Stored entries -
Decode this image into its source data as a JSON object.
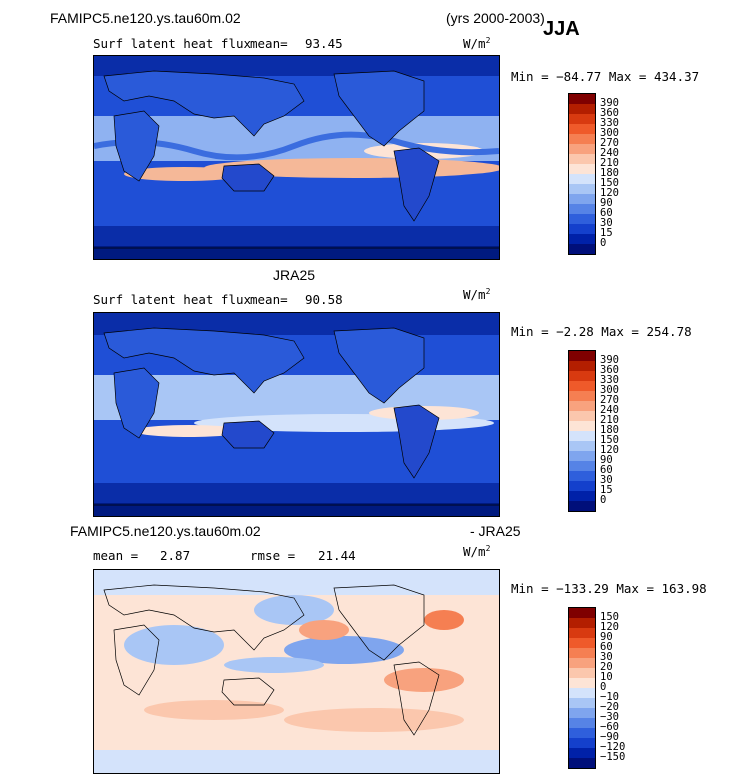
{
  "header": {
    "case_name": "FAMIPC5.ne120.ys.tau60m.02",
    "years": "(yrs 2000-2003)",
    "season": "JJA"
  },
  "panel1": {
    "variable": "Surf latent heat flux",
    "mean_label": "mean=",
    "mean_value": "93.45",
    "units": "W/m",
    "units_exp": "2",
    "minmax": "Min = −84.77 Max = 434.37",
    "colorbar_ticks": [
      "390",
      "360",
      "330",
      "300",
      "270",
      "240",
      "210",
      "180",
      "150",
      "120",
      "90",
      "60",
      "30",
      "15",
      "0"
    ]
  },
  "panel2": {
    "dataset": "JRA25",
    "variable": "Surf latent heat flux",
    "mean_label": "mean=",
    "mean_value": "90.58",
    "units": "W/m",
    "units_exp": "2",
    "minmax": "Min =  −2.28 Max = 254.78",
    "colorbar_ticks": [
      "390",
      "360",
      "330",
      "300",
      "270",
      "240",
      "210",
      "180",
      "150",
      "120",
      "90",
      "60",
      "30",
      "15",
      "0"
    ]
  },
  "panel3": {
    "title_left": "FAMIPC5.ne120.ys.tau60m.02",
    "title_right": "- JRA25",
    "mean_label": "mean =",
    "mean_value": "2.87",
    "rmse_label": "rmse =",
    "rmse_value": "21.44",
    "units": "W/m",
    "units_exp": "2",
    "minmax": "Min = −133.29 Max = 163.98",
    "colorbar_ticks": [
      "150",
      "120",
      "90",
      "60",
      "30",
      "20",
      "10",
      "0",
      "−10",
      "−20",
      "−30",
      "−60",
      "−90",
      "−120",
      "−150"
    ]
  },
  "colors": {
    "abs_scale": [
      "#7f0000",
      "#b31e00",
      "#d83a10",
      "#ef5a2a",
      "#f57f52",
      "#f8a27e",
      "#fbc7ad",
      "#fde4d6",
      "#d4e3fb",
      "#a9c6f5",
      "#7fa5ee",
      "#5683e6",
      "#2f5fdc",
      "#1440cc",
      "#0021a8",
      "#000f7a"
    ],
    "diff_scale": [
      "#7f0000",
      "#b31e00",
      "#d83a10",
      "#ef5a2a",
      "#f57f52",
      "#f8a27e",
      "#fbc7ad",
      "#fde4d6",
      "#d4e3fb",
      "#a9c6f5",
      "#7fa5ee",
      "#5683e6",
      "#2f5fdc",
      "#1440cc",
      "#0021a8",
      "#000f7a"
    ]
  }
}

Instructions to follow -
Images in the records should not be copied. Repeat all the rest exactly.

Expected output -
Decode this image into its source data as a JSON object.
{
  "header": {
    "case_name": "FAMIPC5.ne120.ys.tau60m.02",
    "years": "(yrs 2000-2003)",
    "season": "JJA"
  },
  "panel1": {
    "variable": "Surf latent heat flux",
    "mean_label": "mean=",
    "mean_value": "93.45",
    "units": "W/m",
    "units_exp": "2",
    "minmax": "Min = −84.77 Max = 434.37",
    "colorbar_ticks": [
      "390",
      "360",
      "330",
      "300",
      "270",
      "240",
      "210",
      "180",
      "150",
      "120",
      "90",
      "60",
      "30",
      "15",
      "0"
    ]
  },
  "panel2": {
    "dataset": "JRA25",
    "variable": "Surf latent heat flux",
    "mean_label": "mean=",
    "mean_value": "90.58",
    "units": "W/m",
    "units_exp": "2",
    "minmax": "Min =  −2.28 Max = 254.78",
    "colorbar_ticks": [
      "390",
      "360",
      "330",
      "300",
      "270",
      "240",
      "210",
      "180",
      "150",
      "120",
      "90",
      "60",
      "30",
      "15",
      "0"
    ]
  },
  "panel3": {
    "title_left": "FAMIPC5.ne120.ys.tau60m.02",
    "title_right": "- JRA25",
    "mean_label": "mean =",
    "mean_value": "2.87",
    "rmse_label": "rmse =",
    "rmse_value": "21.44",
    "units": "W/m",
    "units_exp": "2",
    "minmax": "Min = −133.29 Max = 163.98",
    "colorbar_ticks": [
      "150",
      "120",
      "90",
      "60",
      "30",
      "20",
      "10",
      "0",
      "−10",
      "−20",
      "−30",
      "−60",
      "−90",
      "−120",
      "−150"
    ]
  },
  "colors": {
    "abs_scale": [
      "#7f0000",
      "#b31e00",
      "#d83a10",
      "#ef5a2a",
      "#f57f52",
      "#f8a27e",
      "#fbc7ad",
      "#fde4d6",
      "#d4e3fb",
      "#a9c6f5",
      "#7fa5ee",
      "#5683e6",
      "#2f5fdc",
      "#1440cc",
      "#0021a8",
      "#000f7a"
    ],
    "diff_scale": [
      "#7f0000",
      "#b31e00",
      "#d83a10",
      "#ef5a2a",
      "#f57f52",
      "#f8a27e",
      "#fbc7ad",
      "#fde4d6",
      "#d4e3fb",
      "#a9c6f5",
      "#7fa5ee",
      "#5683e6",
      "#2f5fdc",
      "#1440cc",
      "#0021a8",
      "#000f7a"
    ]
  }
}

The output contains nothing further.